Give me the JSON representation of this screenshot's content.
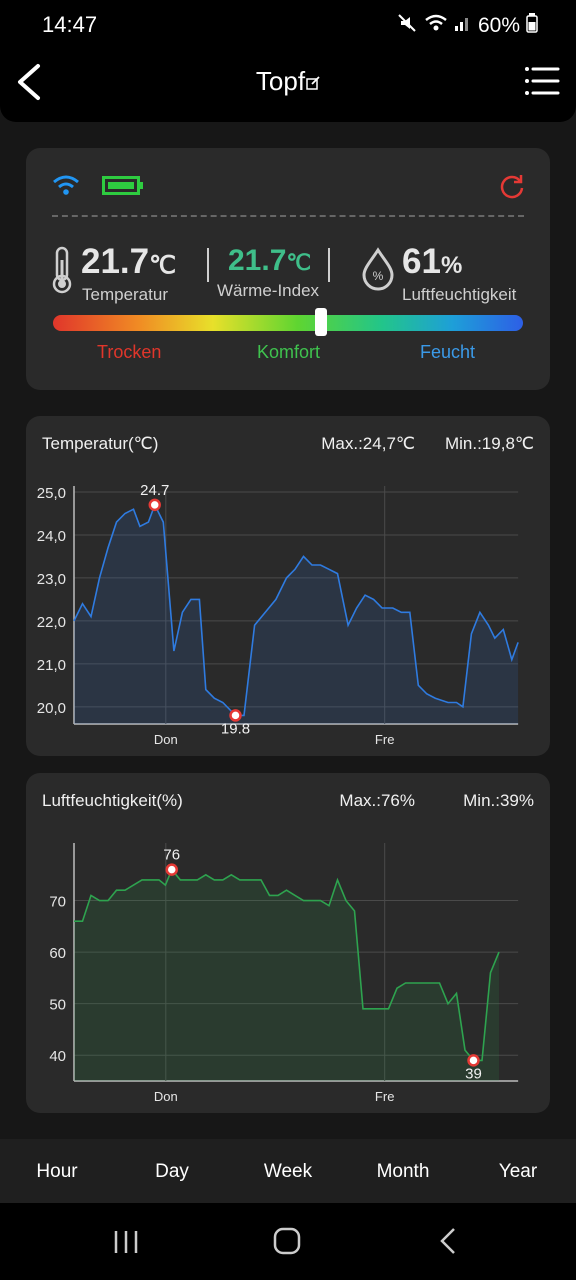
{
  "status": {
    "time": "14:47",
    "battery": "60%"
  },
  "header": {
    "title": "Topf"
  },
  "sensor": {
    "temperature_value": "21.7",
    "temperature_unit": "℃",
    "temperature_label": "Temperatur",
    "heat_index_value": "21.7",
    "heat_index_unit": "℃",
    "heat_index_label": "Wärme-Index",
    "humidity_value": "61",
    "humidity_unit": "%",
    "humidity_label": "Luftfeuchtigkeit",
    "comfort_level": 0.57,
    "zones": {
      "dry": "Trocken",
      "comfort": "Komfort",
      "wet": "Feucht"
    },
    "colors": {
      "dry": "#e0362b",
      "comfort": "#3fc24e",
      "wet": "#3b9ae8",
      "heat_index": "#3fbf8a",
      "wifi": "#2196f3",
      "battery": "#2ecc40",
      "refresh": "#e53935"
    }
  },
  "nav": {
    "tabs": [
      "Hour",
      "Day",
      "Week",
      "Month",
      "Year"
    ]
  },
  "chart_data": [
    {
      "type": "area",
      "title": "Temperatur(℃)",
      "max_label": "Max.:24,7℃",
      "min_label": "Min.:19,8℃",
      "color": "#2f7be0",
      "ylim": [
        19.6,
        25.0
      ],
      "yticks": [
        20.0,
        21.0,
        22.0,
        23.0,
        24.0,
        25.0
      ],
      "ytick_labels": [
        "20,0",
        "21,0",
        "22,0",
        "23,0",
        "24,0",
        "25,0"
      ],
      "x_ticks": [
        {
          "t": 0.216,
          "label": "Don"
        },
        {
          "t": 0.731,
          "label": "Fre"
        }
      ],
      "max_point": {
        "t": 0.19,
        "y": 24.7,
        "label": "24.7"
      },
      "min_point": {
        "t": 0.38,
        "y": 19.8,
        "label": "19.8"
      },
      "points": [
        [
          0.0,
          22.0
        ],
        [
          0.02,
          22.4
        ],
        [
          0.04,
          22.1
        ],
        [
          0.06,
          23.0
        ],
        [
          0.08,
          23.7
        ],
        [
          0.1,
          24.3
        ],
        [
          0.12,
          24.5
        ],
        [
          0.14,
          24.6
        ],
        [
          0.155,
          24.2
        ],
        [
          0.175,
          24.3
        ],
        [
          0.19,
          24.7
        ],
        [
          0.21,
          24.3
        ],
        [
          0.235,
          21.3
        ],
        [
          0.255,
          22.2
        ],
        [
          0.275,
          22.5
        ],
        [
          0.295,
          22.5
        ],
        [
          0.31,
          20.4
        ],
        [
          0.33,
          20.2
        ],
        [
          0.35,
          20.1
        ],
        [
          0.38,
          19.8
        ],
        [
          0.4,
          19.8
        ],
        [
          0.425,
          21.9
        ],
        [
          0.45,
          22.2
        ],
        [
          0.475,
          22.5
        ],
        [
          0.5,
          23.0
        ],
        [
          0.52,
          23.2
        ],
        [
          0.54,
          23.5
        ],
        [
          0.56,
          23.3
        ],
        [
          0.58,
          23.3
        ],
        [
          0.6,
          23.2
        ],
        [
          0.62,
          23.1
        ],
        [
          0.645,
          21.9
        ],
        [
          0.665,
          22.3
        ],
        [
          0.685,
          22.6
        ],
        [
          0.705,
          22.5
        ],
        [
          0.725,
          22.3
        ],
        [
          0.75,
          22.3
        ],
        [
          0.77,
          22.2
        ],
        [
          0.79,
          22.2
        ],
        [
          0.81,
          20.5
        ],
        [
          0.83,
          20.3
        ],
        [
          0.85,
          20.2
        ],
        [
          0.88,
          20.1
        ],
        [
          0.9,
          20.1
        ],
        [
          0.915,
          20.0
        ],
        [
          0.935,
          21.7
        ],
        [
          0.955,
          22.2
        ],
        [
          0.975,
          21.9
        ],
        [
          0.99,
          21.6
        ],
        [
          1.01,
          21.8
        ],
        [
          1.03,
          21.1
        ],
        [
          1.045,
          21.5
        ]
      ]
    },
    {
      "type": "area",
      "title": "Luftfeuchtigkeit(%)",
      "max_label": "Max.:76%",
      "min_label": "Min.:39%",
      "color": "#2ea34f",
      "ylim": [
        35,
        80
      ],
      "yticks": [
        40,
        50,
        60,
        70
      ],
      "ytick_labels": [
        "40",
        "50",
        "60",
        "70"
      ],
      "x_ticks": [
        {
          "t": 0.216,
          "label": "Don"
        },
        {
          "t": 0.731,
          "label": "Fre"
        }
      ],
      "max_point": {
        "t": 0.23,
        "y": 76,
        "label": "76"
      },
      "min_point": {
        "t": 0.94,
        "y": 39,
        "label": "39"
      },
      "points": [
        [
          0.0,
          66
        ],
        [
          0.02,
          66
        ],
        [
          0.04,
          71
        ],
        [
          0.06,
          70
        ],
        [
          0.08,
          70
        ],
        [
          0.1,
          72
        ],
        [
          0.12,
          72
        ],
        [
          0.14,
          73
        ],
        [
          0.16,
          74
        ],
        [
          0.18,
          74
        ],
        [
          0.2,
          74
        ],
        [
          0.215,
          73
        ],
        [
          0.23,
          76
        ],
        [
          0.25,
          74
        ],
        [
          0.27,
          74
        ],
        [
          0.29,
          74
        ],
        [
          0.31,
          75
        ],
        [
          0.33,
          74
        ],
        [
          0.35,
          74
        ],
        [
          0.37,
          75
        ],
        [
          0.39,
          74
        ],
        [
          0.42,
          74
        ],
        [
          0.44,
          74
        ],
        [
          0.46,
          71
        ],
        [
          0.48,
          71
        ],
        [
          0.5,
          72
        ],
        [
          0.52,
          71
        ],
        [
          0.54,
          70
        ],
        [
          0.56,
          70
        ],
        [
          0.58,
          70
        ],
        [
          0.6,
          69
        ],
        [
          0.62,
          74
        ],
        [
          0.64,
          70
        ],
        [
          0.66,
          68
        ],
        [
          0.68,
          49
        ],
        [
          0.7,
          49
        ],
        [
          0.72,
          49
        ],
        [
          0.74,
          49
        ],
        [
          0.76,
          53
        ],
        [
          0.78,
          54
        ],
        [
          0.8,
          54
        ],
        [
          0.82,
          54
        ],
        [
          0.84,
          54
        ],
        [
          0.86,
          54
        ],
        [
          0.88,
          50
        ],
        [
          0.9,
          52
        ],
        [
          0.92,
          41
        ],
        [
          0.94,
          39
        ],
        [
          0.96,
          39
        ],
        [
          0.98,
          56
        ],
        [
          1.0,
          60
        ]
      ]
    }
  ]
}
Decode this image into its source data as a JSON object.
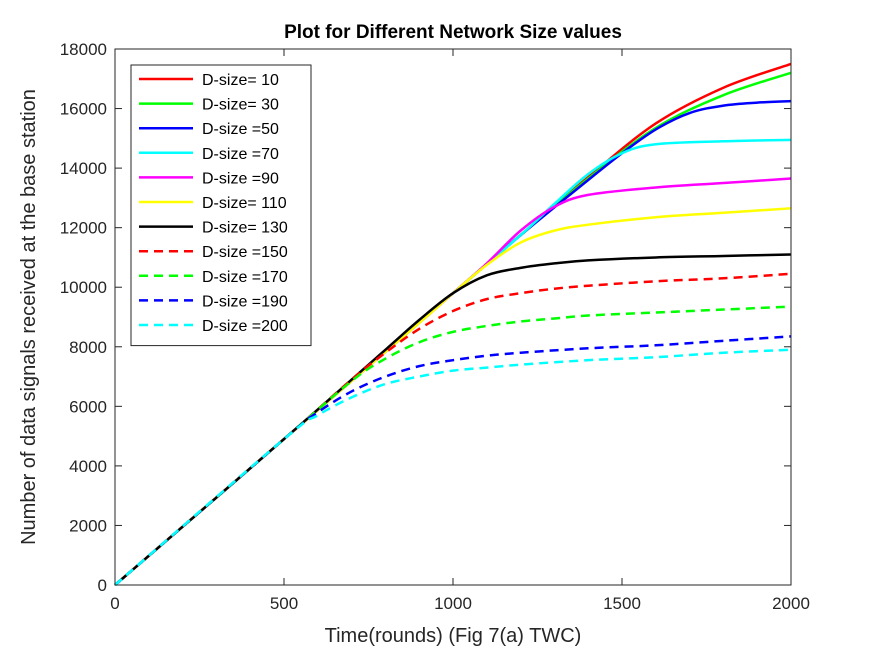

• What you have to do
Leave out the pictures, and give all the records again exactly.

• Task response
Give me the JSON representation of this screenshot's content.
{
  "status": {
    "time": "14:47",
    "battery": "60%"
  },
  "header": {
    "title": "Topf"
  },
  "sensor": {
    "temperature_value": "21.7",
    "temperature_unit": "℃",
    "temperature_label": "Temperatur",
    "heat_index_value": "21.7",
    "heat_index_unit": "℃",
    "heat_index_label": "Wärme-Index",
    "humidity_value": "61",
    "humidity_unit": "%",
    "humidity_label": "Luftfeuchtigkeit",
    "comfort_level": 0.57,
    "zones": {
      "dry": "Trocken",
      "comfort": "Komfort",
      "wet": "Feucht"
    },
    "colors": {
      "dry": "#e0362b",
      "comfort": "#3fc24e",
      "wet": "#3b9ae8",
      "heat_index": "#3fbf8a",
      "wifi": "#2196f3",
      "battery": "#2ecc40",
      "refresh": "#e53935"
    }
  },
  "nav": {
    "tabs": [
      "Hour",
      "Day",
      "Week",
      "Month",
      "Year"
    ]
  },
  "chart_data": [
    {
      "type": "area",
      "title": "Temperatur(℃)",
      "max_label": "Max.:24,7℃",
      "min_label": "Min.:19,8℃",
      "color": "#2f7be0",
      "ylim": [
        19.6,
        25.0
      ],
      "yticks": [
        20.0,
        21.0,
        22.0,
        23.0,
        24.0,
        25.0
      ],
      "ytick_labels": [
        "20,0",
        "21,0",
        "22,0",
        "23,0",
        "24,0",
        "25,0"
      ],
      "x_ticks": [
        {
          "t": 0.216,
          "label": "Don"
        },
        {
          "t": 0.731,
          "label": "Fre"
        }
      ],
      "max_point": {
        "t": 0.19,
        "y": 24.7,
        "label": "24.7"
      },
      "min_point": {
        "t": 0.38,
        "y": 19.8,
        "label": "19.8"
      },
      "points": [
        [
          0.0,
          22.0
        ],
        [
          0.02,
          22.4
        ],
        [
          0.04,
          22.1
        ],
        [
          0.06,
          23.0
        ],
        [
          0.08,
          23.7
        ],
        [
          0.1,
          24.3
        ],
        [
          0.12,
          24.5
        ],
        [
          0.14,
          24.6
        ],
        [
          0.155,
          24.2
        ],
        [
          0.175,
          24.3
        ],
        [
          0.19,
          24.7
        ],
        [
          0.21,
          24.3
        ],
        [
          0.235,
          21.3
        ],
        [
          0.255,
          22.2
        ],
        [
          0.275,
          22.5
        ],
        [
          0.295,
          22.5
        ],
        [
          0.31,
          20.4
        ],
        [
          0.33,
          20.2
        ],
        [
          0.35,
          20.1
        ],
        [
          0.38,
          19.8
        ],
        [
          0.4,
          19.8
        ],
        [
          0.425,
          21.9
        ],
        [
          0.45,
          22.2
        ],
        [
          0.475,
          22.5
        ],
        [
          0.5,
          23.0
        ],
        [
          0.52,
          23.2
        ],
        [
          0.54,
          23.5
        ],
        [
          0.56,
          23.3
        ],
        [
          0.58,
          23.3
        ],
        [
          0.6,
          23.2
        ],
        [
          0.62,
          23.1
        ],
        [
          0.645,
          21.9
        ],
        [
          0.665,
          22.3
        ],
        [
          0.685,
          22.6
        ],
        [
          0.705,
          22.5
        ],
        [
          0.725,
          22.3
        ],
        [
          0.75,
          22.3
        ],
        [
          0.77,
          22.2
        ],
        [
          0.79,
          22.2
        ],
        [
          0.81,
          20.5
        ],
        [
          0.83,
          20.3
        ],
        [
          0.85,
          20.2
        ],
        [
          0.88,
          20.1
        ],
        [
          0.9,
          20.1
        ],
        [
          0.915,
          20.0
        ],
        [
          0.935,
          21.7
        ],
        [
          0.955,
          22.2
        ],
        [
          0.975,
          21.9
        ],
        [
          0.99,
          21.6
        ],
        [
          1.01,
          21.8
        ],
        [
          1.03,
          21.1
        ],
        [
          1.045,
          21.5
        ]
      ]
    },
    {
      "type": "area",
      "title": "Luftfeuchtigkeit(%)",
      "max_label": "Max.:76%",
      "min_label": "Min.:39%",
      "color": "#2ea34f",
      "ylim": [
        35,
        80
      ],
      "yticks": [
        40,
        50,
        60,
        70
      ],
      "ytick_labels": [
        "40",
        "50",
        "60",
        "70"
      ],
      "x_ticks": [
        {
          "t": 0.216,
          "label": "Don"
        },
        {
          "t": 0.731,
          "label": "Fre"
        }
      ],
      "max_point": {
        "t": 0.23,
        "y": 76,
        "label": "76"
      },
      "min_point": {
        "t": 0.94,
        "y": 39,
        "label": "39"
      },
      "points": [
        [
          0.0,
          66
        ],
        [
          0.02,
          66
        ],
        [
          0.04,
          71
        ],
        [
          0.06,
          70
        ],
        [
          0.08,
          70
        ],
        [
          0.1,
          72
        ],
        [
          0.12,
          72
        ],
        [
          0.14,
          73
        ],
        [
          0.16,
          74
        ],
        [
          0.18,
          74
        ],
        [
          0.2,
          74
        ],
        [
          0.215,
          73
        ],
        [
          0.23,
          76
        ],
        [
          0.25,
          74
        ],
        [
          0.27,
          74
        ],
        [
          0.29,
          74
        ],
        [
          0.31,
          75
        ],
        [
          0.33,
          74
        ],
        [
          0.35,
          74
        ],
        [
          0.37,
          75
        ],
        [
          0.39,
          74
        ],
        [
          0.42,
          74
        ],
        [
          0.44,
          74
        ],
        [
          0.46,
          71
        ],
        [
          0.48,
          71
        ],
        [
          0.5,
          72
        ],
        [
          0.52,
          71
        ],
        [
          0.54,
          70
        ],
        [
          0.56,
          70
        ],
        [
          0.58,
          70
        ],
        [
          0.6,
          69
        ],
        [
          0.62,
          74
        ],
        [
          0.64,
          70
        ],
        [
          0.66,
          68
        ],
        [
          0.68,
          49
        ],
        [
          0.7,
          49
        ],
        [
          0.72,
          49
        ],
        [
          0.74,
          49
        ],
        [
          0.76,
          53
        ],
        [
          0.78,
          54
        ],
        [
          0.8,
          54
        ],
        [
          0.82,
          54
        ],
        [
          0.84,
          54
        ],
        [
          0.86,
          54
        ],
        [
          0.88,
          50
        ],
        [
          0.9,
          52
        ],
        [
          0.92,
          41
        ],
        [
          0.94,
          39
        ],
        [
          0.96,
          39
        ],
        [
          0.98,
          56
        ],
        [
          1.0,
          60
        ]
      ]
    }
  ]
}
Decode this image into its source data as a JSON object.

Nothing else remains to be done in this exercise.